● **THE PROBLEM**
In the copy, include every entry exactly but none of the images.

● **PROVIDED ENTRIES**

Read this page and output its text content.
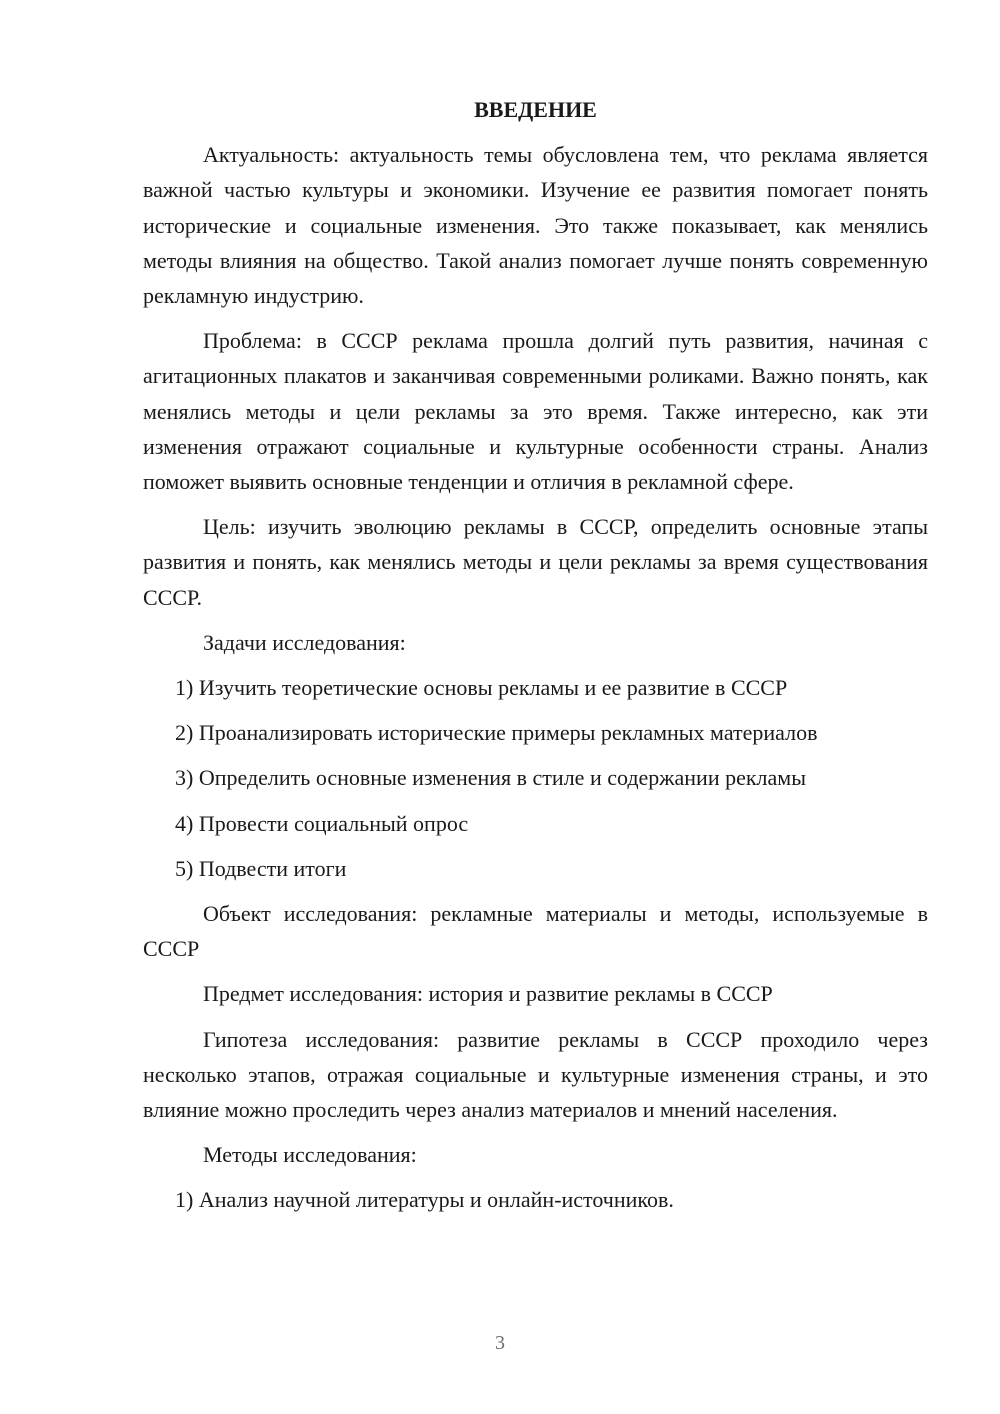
ВВЕДЕНИЕ

Актуальность: актуальность темы обусловлена тем, что реклама является важной частью культуры и экономики. Изучение ее развития помогает понять исторические и социальные изменения. Это также показывает, как менялись методы влияния на общество. Такой анализ помогает лучше понять современную рекламную индустрию.

Проблема: в СССР реклама прошла долгий путь развития, начиная с агитационных плакатов и заканчивая современными роликами. Важно понять, как менялись методы и цели рекламы за это время. Также интересно, как эти изменения отражают социальные и культурные особенности страны. Анализ поможет выявить основные тенденции и отличия в рекламной сфере.

Цель: изучить эволюцию рекламы в СССР, определить основные этапы развития и понять, как менялись методы и цели рекламы за время существования СССР.

Задачи исследования:

1) Изучить теоретические основы рекламы и ее развитие в СССР

2) Проанализировать исторические примеры рекламных материалов

3) Определить основные изменения в стиле и содержании рекламы

4) Провести социальный опрос

5) Подвести итоги

Объект исследования: рекламные материалы и методы, используемые в СССР

Предмет исследования: история и развитие рекламы в СССР

Гипотеза исследования: развитие рекламы в СССР проходило через несколько этапов, отражая социальные и культурные изменения страны, и это влияние можно проследить через анализ материалов и мнений населения.

Методы исследования:

1) Анализ научной литературы и онлайн-источников.

3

● **RESPONSE TO THE TASK**
Read this page and output its text content.
ВВЕДЕНИЕ

Актуальность: актуальность темы обусловлена тем, что реклама является важной частью культуры и экономики. Изучение ее развития помогает понять исторические и социальные изменения. Это также показывает, как менялись методы влияния на общество. Такой анализ помогает лучше понять современную рекламную индустрию.

Проблема: в СССР реклама прошла долгий путь развития, начиная с агитационных плакатов и заканчивая современными роликами. Важно понять, как менялись методы и цели рекламы за это время. Также интересно, как эти изменения отражают социальные и культурные особенности страны. Анализ поможет выявить основные тенденции и отличия в рекламной сфере.

Цель: изучить эволюцию рекламы в СССР, определить основные этапы развития и понять, как менялись методы и цели рекламы за время существования СССР.

Задачи исследования:

1) Изучить теоретические основы рекламы и ее развитие в СССР

2) Проанализировать исторические примеры рекламных материалов

3) Определить основные изменения в стиле и содержании рекламы

4) Провести социальный опрос

5) Подвести итоги

Объект исследования: рекламные материалы и методы, используемые в СССР

Предмет исследования: история и развитие рекламы в СССР

Гипотеза исследования: развитие рекламы в СССР проходило через несколько этапов, отражая социальные и культурные изменения страны, и это влияние можно проследить через анализ материалов и мнений населения.

Методы исследования:

1) Анализ научной литературы и онлайн-источников.

3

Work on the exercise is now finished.